[start of Exercise material]
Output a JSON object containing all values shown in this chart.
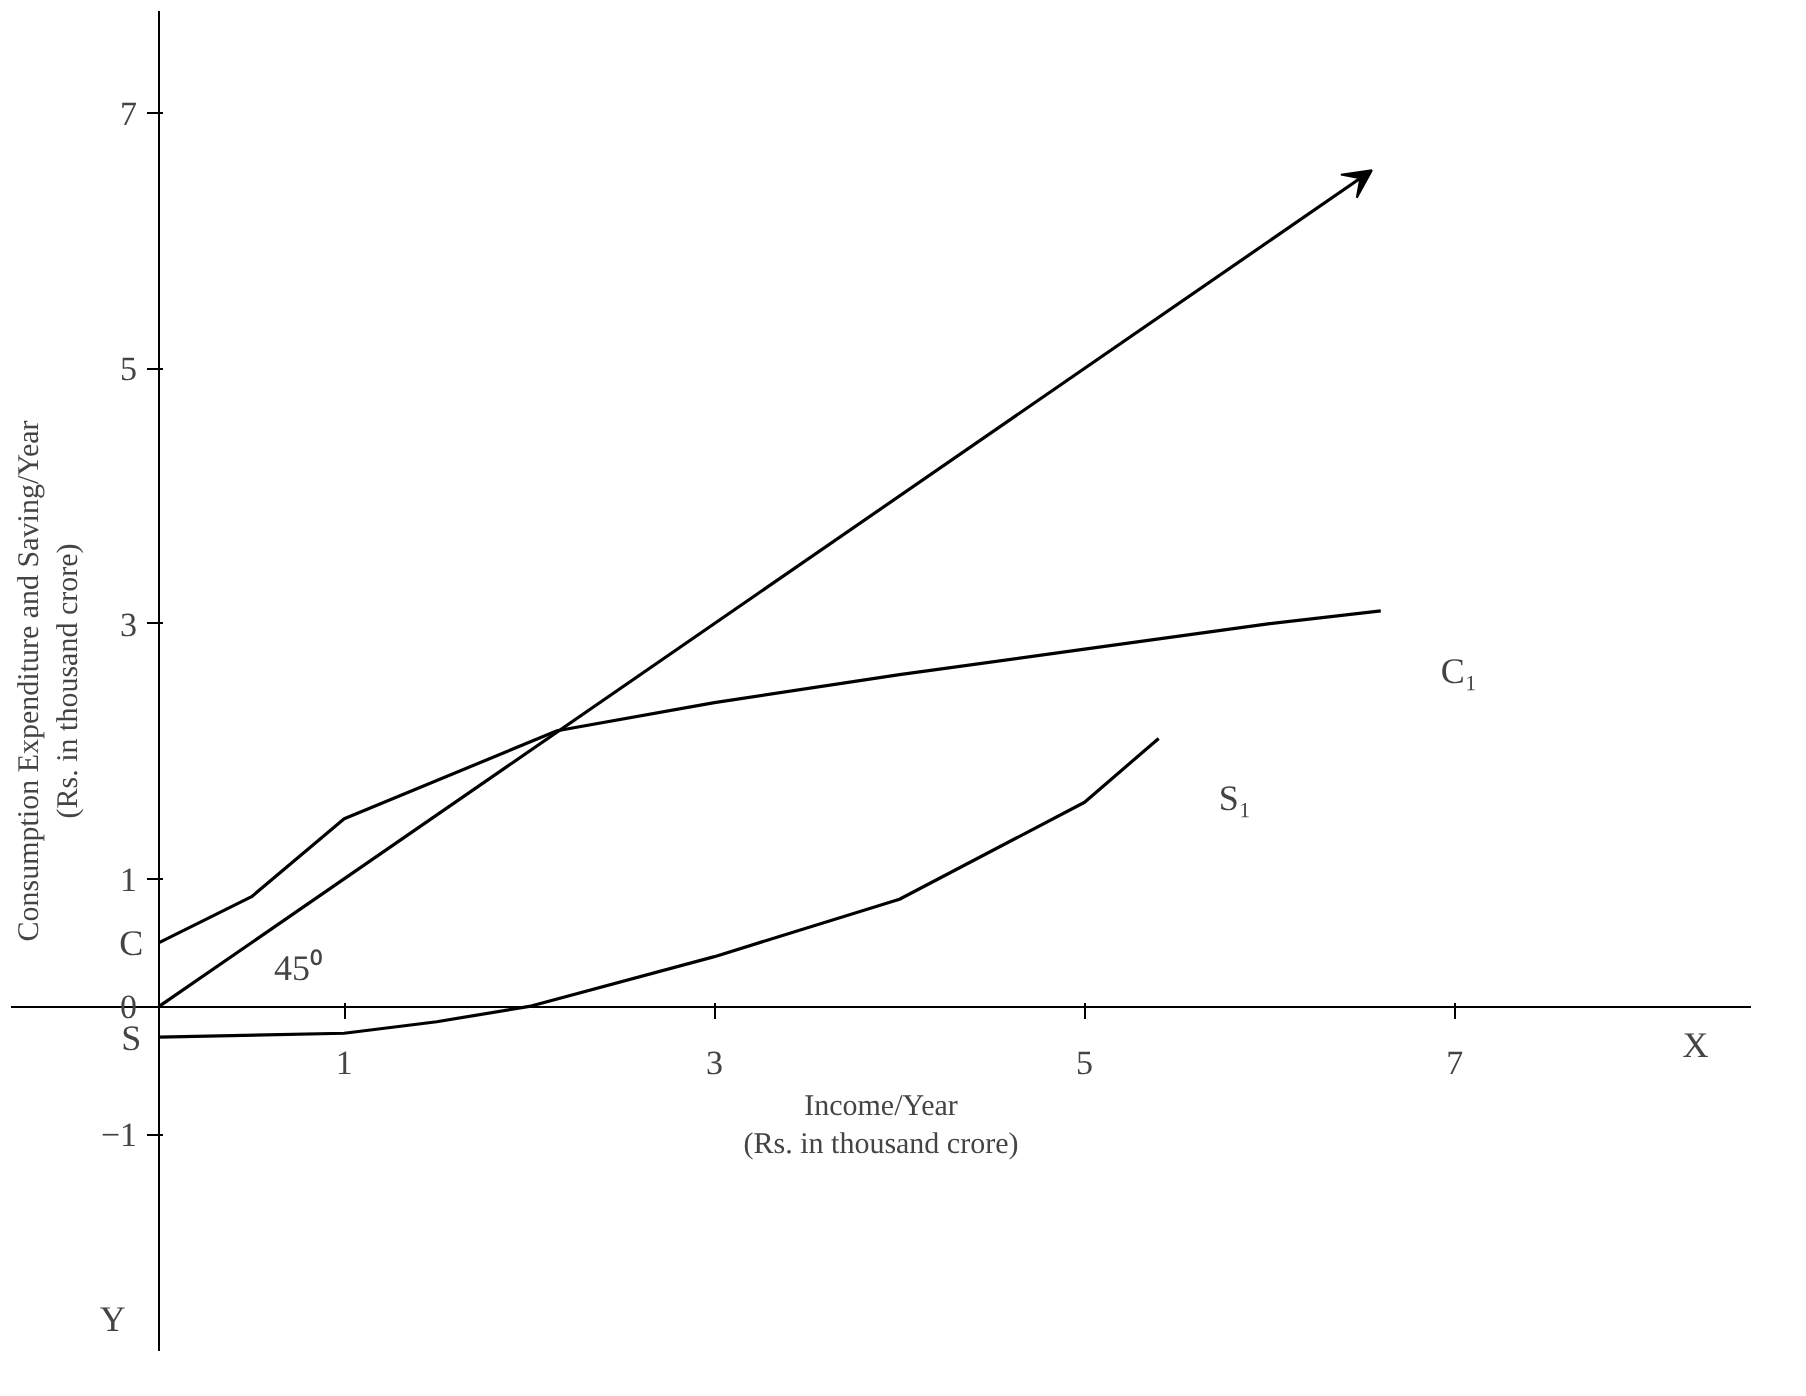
{
  "chart_data": {
    "type": "line",
    "xlabel": "Income/Year\n(Rs. in thousand crore)",
    "ylabel": "Consumption Expenditure and Saving/Year\n(Rs. in thousand crore)",
    "xlim": [
      -0.8,
      8.6
    ],
    "ylim": [
      -2.7,
      7.8
    ],
    "xticks": [
      1,
      3,
      5,
      7
    ],
    "yticks": [
      -1,
      0,
      1,
      3,
      5,
      7
    ],
    "grid": false,
    "marker": "none",
    "line_style": "solid",
    "series": [
      {
        "name": "C₁",
        "color": "#000000",
        "x": [
          0,
          0.5,
          1,
          2.15,
          3,
          4,
          5,
          6,
          6.6
        ],
        "values": [
          0.5,
          0.86,
          1.47,
          2.16,
          2.38,
          2.6,
          2.8,
          3.0,
          3.1
        ]
      },
      {
        "name": "S₁",
        "color": "#000000",
        "x": [
          0,
          1,
          1.5,
          2,
          3,
          4,
          5,
          5.4
        ],
        "values": [
          -0.24,
          -0.21,
          -0.12,
          0,
          0.39,
          0.84,
          1.6,
          2.1
        ]
      }
    ],
    "annotations": [
      "45⁰",
      "C",
      "S",
      "X",
      "Y"
    ]
  }
}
[end of Exercise material]
Your answer should be a single number: the count of lines in these records that hold the string "Year".

2